Requirement
Repeat exactly, and only, the lines from the line bearing "Output a JSON" through the end of the material. Do not copy the pictures.

---- Dataset

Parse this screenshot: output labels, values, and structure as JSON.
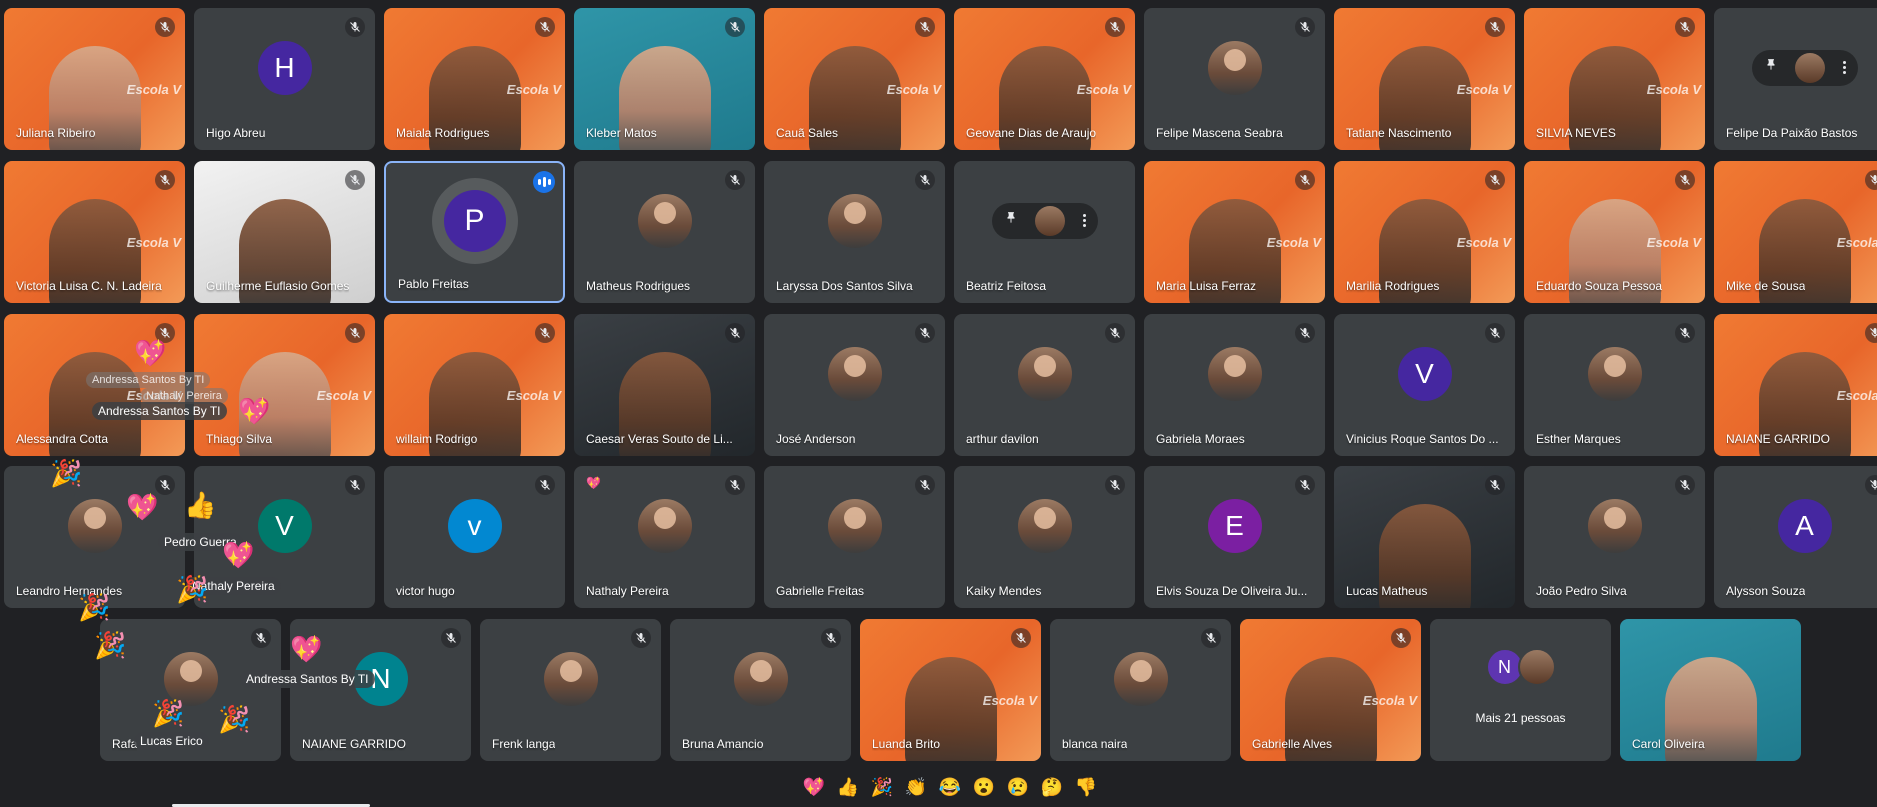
{
  "colors": {
    "background": "#202124",
    "tile": "#3c4043",
    "orange_video": "#f07a33",
    "speaking_blue": "#1a73e8",
    "active_border": "#8ab4f8"
  },
  "watermark_text": "Escola V",
  "tiles": [
    {
      "name": "Juliana Ribeiro",
      "kind": "video",
      "theme": "orange",
      "row": 0,
      "col": 0
    },
    {
      "name": "Higo Abreu",
      "kind": "avatar",
      "initial": "H",
      "color": "#4527a0",
      "row": 0,
      "col": 1
    },
    {
      "name": "Maiala Rodrigues",
      "kind": "video",
      "theme": "orange",
      "row": 0,
      "col": 2
    },
    {
      "name": "Kleber Matos",
      "kind": "video",
      "theme": "teal",
      "row": 0,
      "col": 3
    },
    {
      "name": "Cauã Sales",
      "kind": "video",
      "theme": "orange",
      "row": 0,
      "col": 4
    },
    {
      "name": "Geovane Dias de Araujo",
      "kind": "video",
      "theme": "orange",
      "row": 0,
      "col": 5
    },
    {
      "name": "Felipe Mascena Seabra",
      "kind": "photo",
      "row": 0,
      "col": 6
    },
    {
      "name": "Tatiane Nascimento",
      "kind": "video",
      "theme": "orange",
      "row": 0,
      "col": 7
    },
    {
      "name": "SILVIA NEVES",
      "kind": "video",
      "theme": "orange",
      "row": 0,
      "col": 8
    },
    {
      "name": "Felipe Da Paixão Bastos",
      "kind": "pinned",
      "row": 0,
      "col": 9
    },
    {
      "name": "Victoria Luisa C. N. Ladeira",
      "kind": "video",
      "theme": "orange",
      "row": 1,
      "col": 0
    },
    {
      "name": "Guilherme Euflasio Gomes",
      "kind": "video",
      "theme": "white",
      "row": 1,
      "col": 1
    },
    {
      "name": "Pablo Freitas",
      "kind": "avatar-speaking",
      "initial": "P",
      "color": "#4527a0",
      "row": 1,
      "col": 2
    },
    {
      "name": "Matheus Rodrigues",
      "kind": "photo",
      "row": 1,
      "col": 3
    },
    {
      "name": "Laryssa Dos Santos Silva",
      "kind": "photo",
      "row": 1,
      "col": 4
    },
    {
      "name": "Beatriz Feitosa",
      "kind": "pinned",
      "row": 1,
      "col": 5
    },
    {
      "name": "Maria Luisa Ferraz",
      "kind": "video",
      "theme": "orange",
      "row": 1,
      "col": 6
    },
    {
      "name": "Marilia Rodrigues",
      "kind": "video",
      "theme": "orange",
      "row": 1,
      "col": 7
    },
    {
      "name": "Eduardo Souza Pessoa",
      "kind": "video",
      "theme": "orange",
      "row": 1,
      "col": 8
    },
    {
      "name": "Mike de Sousa",
      "kind": "video",
      "theme": "orange",
      "row": 1,
      "col": 9
    },
    {
      "name": "Alessandra Cotta",
      "kind": "video",
      "theme": "orange",
      "row": 2,
      "col": 0
    },
    {
      "name": "Thiago Silva",
      "kind": "video",
      "theme": "orange",
      "row": 2,
      "col": 1
    },
    {
      "name": "willaim Rodrigo",
      "kind": "video",
      "theme": "orange",
      "row": 2,
      "col": 2
    },
    {
      "name": "Caesar Veras Souto de Li...",
      "kind": "video",
      "theme": "dark",
      "row": 2,
      "col": 3
    },
    {
      "name": "José Anderson",
      "kind": "photo",
      "row": 2,
      "col": 4
    },
    {
      "name": "arthur davilon",
      "kind": "photo",
      "row": 2,
      "col": 5
    },
    {
      "name": "Gabriela Moraes",
      "kind": "photo",
      "row": 2,
      "col": 6
    },
    {
      "name": "Vinicius Roque Santos Do ...",
      "kind": "avatar",
      "initial": "V",
      "color": "#4527a0",
      "row": 2,
      "col": 7
    },
    {
      "name": "Esther Marques",
      "kind": "photo",
      "row": 2,
      "col": 8
    },
    {
      "name": "NAIANE GARRIDO",
      "kind": "video",
      "theme": "orange",
      "row": 2,
      "col": 9
    },
    {
      "name": "Leandro Hernandes",
      "kind": "photo",
      "row": 3,
      "col": 0
    },
    {
      "name": "",
      "kind": "avatar",
      "initial": "V",
      "color": "#00796b",
      "row": 3,
      "col": 1
    },
    {
      "name": "victor hugo",
      "kind": "avatar",
      "initial": "v",
      "color": "#0288d1",
      "row": 3,
      "col": 2
    },
    {
      "name": "Nathaly Pereira",
      "kind": "photo",
      "badge": "💖",
      "row": 3,
      "col": 3
    },
    {
      "name": "Gabrielle Freitas",
      "kind": "photo",
      "row": 3,
      "col": 4
    },
    {
      "name": "Kaiky Mendes",
      "kind": "photo",
      "row": 3,
      "col": 5
    },
    {
      "name": "Elvis Souza De Oliveira Ju...",
      "kind": "avatar",
      "initial": "E",
      "color": "#7b1fa2",
      "row": 3,
      "col": 6
    },
    {
      "name": "Lucas Matheus",
      "kind": "video",
      "theme": "dark",
      "row": 3,
      "col": 7
    },
    {
      "name": "João Pedro Silva",
      "kind": "photo",
      "row": 3,
      "col": 8
    },
    {
      "name": "Alysson Souza",
      "kind": "avatar",
      "initial": "A",
      "color": "#4527a0",
      "row": 3,
      "col": 9
    },
    {
      "name": "Rafa",
      "kind": "photo",
      "row": 4,
      "col": 0
    },
    {
      "name": "NAIANE GARRIDO",
      "kind": "avatar",
      "initial": "N",
      "color": "#00838f",
      "row": 4,
      "col": 1
    },
    {
      "name": "Frenk langa",
      "kind": "photo",
      "row": 4,
      "col": 2
    },
    {
      "name": "Bruna Amancio",
      "kind": "photo",
      "row": 4,
      "col": 3
    },
    {
      "name": "Luanda Brito",
      "kind": "video",
      "theme": "orange",
      "row": 4,
      "col": 4
    },
    {
      "name": "blanca naira",
      "kind": "photo",
      "row": 4,
      "col": 5
    },
    {
      "name": "Gabrielle Alves",
      "kind": "video",
      "theme": "orange",
      "row": 4,
      "col": 6
    },
    {
      "name": "",
      "kind": "more",
      "more_label": "Mais 21 pessoas",
      "initial": "N",
      "row": 4,
      "col": 7
    },
    {
      "name": "Carol Oliveira",
      "kind": "video",
      "theme": "teal",
      "row": 4,
      "col": 8
    }
  ],
  "floating_labels": [
    {
      "text": "Andressa Santos By TI",
      "ghost": true
    },
    {
      "text": "Nathaly Pereira",
      "ghost": true
    },
    {
      "text": "Andressa Santos By TI",
      "ghost": false
    },
    {
      "text": "Pedro Guerra",
      "ghost": false
    },
    {
      "text": "Nathaly Pereira",
      "ghost": false
    },
    {
      "text": "Andressa Santos By TI",
      "ghost": false
    },
    {
      "text": "Lucas Erico",
      "ghost": false
    }
  ],
  "floating_emojis": [
    "💖",
    "🎉",
    "💖",
    "👍",
    "💖",
    "🎉",
    "🎉",
    "🎉",
    "💖",
    "🎉",
    "🎉",
    "💖"
  ],
  "reactions": [
    {
      "emoji": "💖",
      "name": "heart"
    },
    {
      "emoji": "👍",
      "name": "thumbs-up"
    },
    {
      "emoji": "🎉",
      "name": "party"
    },
    {
      "emoji": "👏",
      "name": "clap"
    },
    {
      "emoji": "😂",
      "name": "laugh"
    },
    {
      "emoji": "😮",
      "name": "surprised"
    },
    {
      "emoji": "😢",
      "name": "sad"
    },
    {
      "emoji": "🤔",
      "name": "thinking"
    },
    {
      "emoji": "👎",
      "name": "thumbs-down"
    }
  ]
}
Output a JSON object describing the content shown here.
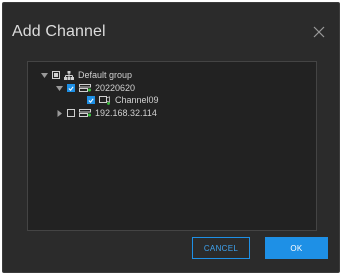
{
  "dialog": {
    "title": "Add Channel",
    "close_icon": "close-icon"
  },
  "tree": {
    "root": {
      "label": "Default group",
      "expanded": true,
      "checked": "partial",
      "icon": "group-hierarchy-icon"
    },
    "nodes": [
      {
        "label": "20220620",
        "expanded": true,
        "checked": true,
        "icon": "nvr-device-icon",
        "children": [
          {
            "label": "Channel09",
            "checked": true,
            "icon": "camera-channel-icon"
          }
        ]
      },
      {
        "label": "192.168.32.114",
        "expanded": false,
        "checked": false,
        "icon": "nvr-device-icon"
      }
    ]
  },
  "buttons": {
    "cancel_label": "CANCEL",
    "ok_label": "OK"
  },
  "colors": {
    "dialog_bg": "#2b2b2b",
    "panel_bg": "#222222",
    "accent": "#1e90e6",
    "device_green": "#37c23a"
  }
}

--------

Solution for this problem
Output a JSON object describing the content shown here.
{
  "dialog": {
    "title": "Add Channel",
    "close_icon": "close-icon"
  },
  "tree": {
    "root": {
      "label": "Default group",
      "expanded": true,
      "checked": "partial",
      "icon": "group-hierarchy-icon"
    },
    "nodes": [
      {
        "label": "20220620",
        "expanded": true,
        "checked": true,
        "icon": "nvr-device-icon",
        "children": [
          {
            "label": "Channel09",
            "checked": true,
            "icon": "camera-channel-icon"
          }
        ]
      },
      {
        "label": "192.168.32.114",
        "expanded": false,
        "checked": false,
        "icon": "nvr-device-icon"
      }
    ]
  },
  "buttons": {
    "cancel_label": "CANCEL",
    "ok_label": "OK"
  },
  "colors": {
    "dialog_bg": "#2b2b2b",
    "panel_bg": "#222222",
    "accent": "#1e90e6",
    "device_green": "#37c23a"
  }
}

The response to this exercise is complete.